> _WRITTEN PROBLEM_
Report, as a bare number, how many lines contain the string "South".
╭──
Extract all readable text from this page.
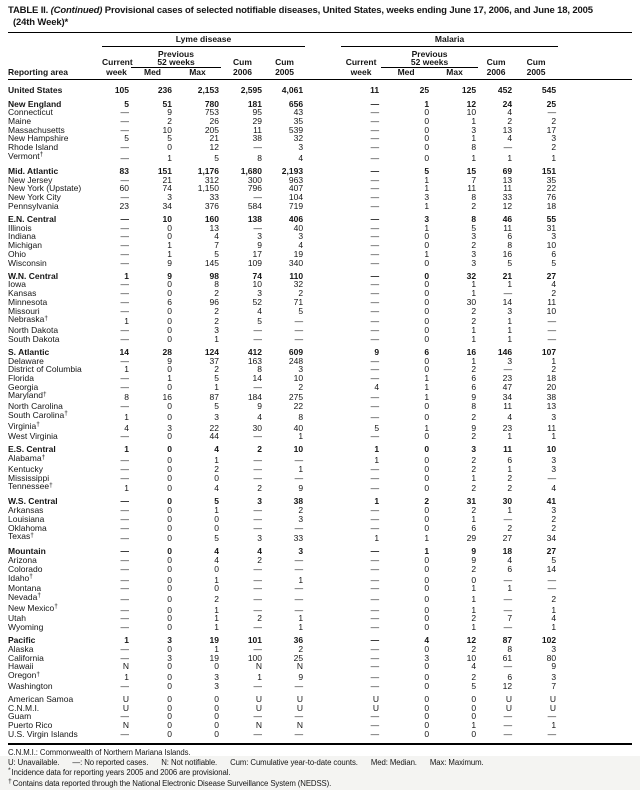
TABLE II. (Continued) Provisional cases of selected notifiable diseases, United States, weeks ending June 17, 2006, and June 18, 2005
(24th Week)*
	Lyme disease						Malaria					
		Previous						Previous				
	Current	52 weeks		Cum	Cum		Current	52 weeks		Cum	Cum	
Reporting area	week	Med	Max	2006	2005		week	Med	Max	2006	2005	
United States	105	236	2,153	2,595	4,061		11	25	125	452	545	
New England	5	51	780	181	656		—	1	12	24	25	
Connecticut	—	9	753	95	43		—	0	10	4	—	
Maine	—	2	26	29	35		—	0	1	2	2	
Massachusetts	—	10	205	11	539		—	0	3	13	17	
New Hampshire	5	5	21	38	32		—	0	1	4	3	
Rhode Island	—	0	12	—	3		—	0	8	—	2	
Vermont†	—	1	5	8	4		—	0	1	1	1	
Mid. Atlantic	83	151	1,176	1,680	2,193		—	5	15	69	151	
New Jersey	—	21	312	300	963		—	1	7	13	35	
New York (Upstate)	60	74	1,150	796	407		—	1	11	11	22	
New York City	—	3	33	—	104		—	3	8	33	76	
Pennsylvania	23	34	376	584	719		—	1	2	12	18	
E.N. Central	—	10	160	138	406		—	3	8	46	55	
Illinois	—	0	13	—	40		—	1	5	11	31	
Indiana	—	0	4	3	3		—	0	3	6	3	
Michigan	—	1	7	9	4		—	0	2	8	10	
Ohio	—	1	5	17	19		—	1	3	16	6	
Wisconsin	—	9	145	109	340		—	0	3	5	5	
W.N. Central	1	9	98	74	110		—	0	32	21	27	
Iowa	—	0	8	10	32		—	0	1	1	4	
Kansas	—	0	2	3	2		—	0	1	—	2	
Minnesota	—	6	96	52	71		—	0	30	14	11	
Missouri	—	0	2	4	5		—	0	2	3	10	
Nebraska†	1	0	2	5	—		—	0	2	1	—	
North Dakota	—	0	3	—	—		—	0	1	1	—	
South Dakota	—	0	1	—	—		—	0	1	1	—	
S. Atlantic	14	28	124	412	609		9	6	16	146	107	
Delaware	—	9	37	163	248		—	0	1	3	1	
District of Columbia	1	0	2	8	3		—	0	2	—	2	
Florida	—	1	5	14	10		—	1	6	23	18	
Georgia	—	0	1	—	2		4	1	6	47	20	
Maryland†	8	16	87	184	275		—	1	9	34	38	
North Carolina	—	0	5	9	22		—	0	8	11	13	
South Carolina†	1	0	3	4	8		—	0	2	4	3	
Virginia†	4	3	22	30	40		5	1	9	23	11	
West Virginia	—	0	44	—	1		—	0	2	1	1	
E.S. Central	1	0	4	2	10		1	0	3	11	10	
Alabama†	—	0	1	—	—		1	0	2	6	3	
Kentucky	—	0	2	—	1		—	0	2	1	3	
Mississippi	—	0	0	—	—		—	0	1	2	—	
Tennessee†	1	0	4	2	9		—	0	2	2	4	
W.S. Central	—	0	5	3	38		1	2	31	30	41	
Arkansas	—	0	1	—	2		—	0	2	1	3	
Louisiana	—	0	0	—	3		—	0	1	—	2	
Oklahoma	—	0	0	—	—		—	0	6	2	2	
Texas†	—	0	5	3	33		1	1	29	27	34	
Mountain	—	0	4	4	3		—	1	9	18	27	
Arizona	—	0	4	2	—		—	0	9	4	5	
Colorado	—	0	0	—	—		—	0	2	6	14	
Idaho†	—	0	1	—	1		—	0	0	—	—	
Montana	—	0	0	—	—		—	0	1	1	—	
Nevada†	—	0	2	—	—		—	0	1	—	2	
New Mexico†	—	0	1	—	—		—	0	1	—	1	
Utah	—	0	1	2	1		—	0	2	7	4	
Wyoming	—	0	1	—	1		—	0	1	—	1	
Pacific	1	3	19	101	36		—	4	12	87	102	
Alaska	—	0	1	—	2		—	0	2	8	3	
California	—	3	19	100	25		—	3	10	61	80	
Hawaii	N	0	0	N	N		—	0	4	—	9	
Oregon†	1	0	3	1	9		—	0	2	6	3	
Washington	—	0	3	—	—		—	0	5	12	7	
American Samoa	U	0	0	U	U		U	0	0	U	U	
C.N.M.I.	U	0	0	U	U		U	0	0	U	U	
Guam	—	0	0	—	—		—	0	0	—	—	
Puerto Rico	N	0	0	N	N		—	0	1	—	1	
U.S. Virgin Islands	—	0	0	—	—		—	0	0	—	—	
C.N.M.I.: Commonwealth of Northern Mariana Islands.
U: Unavailable. —: No reported cases. N: Not notifiable. Cum: Cumulative year-to-date counts. Med: Median. Max: Maximum.
*Incidence data for reporting years 2005 and 2006 are provisional.
†Contains data reported through the National Electronic Disease Surveillance System (NEDSS).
╰──
> _FULL ANSWER_
2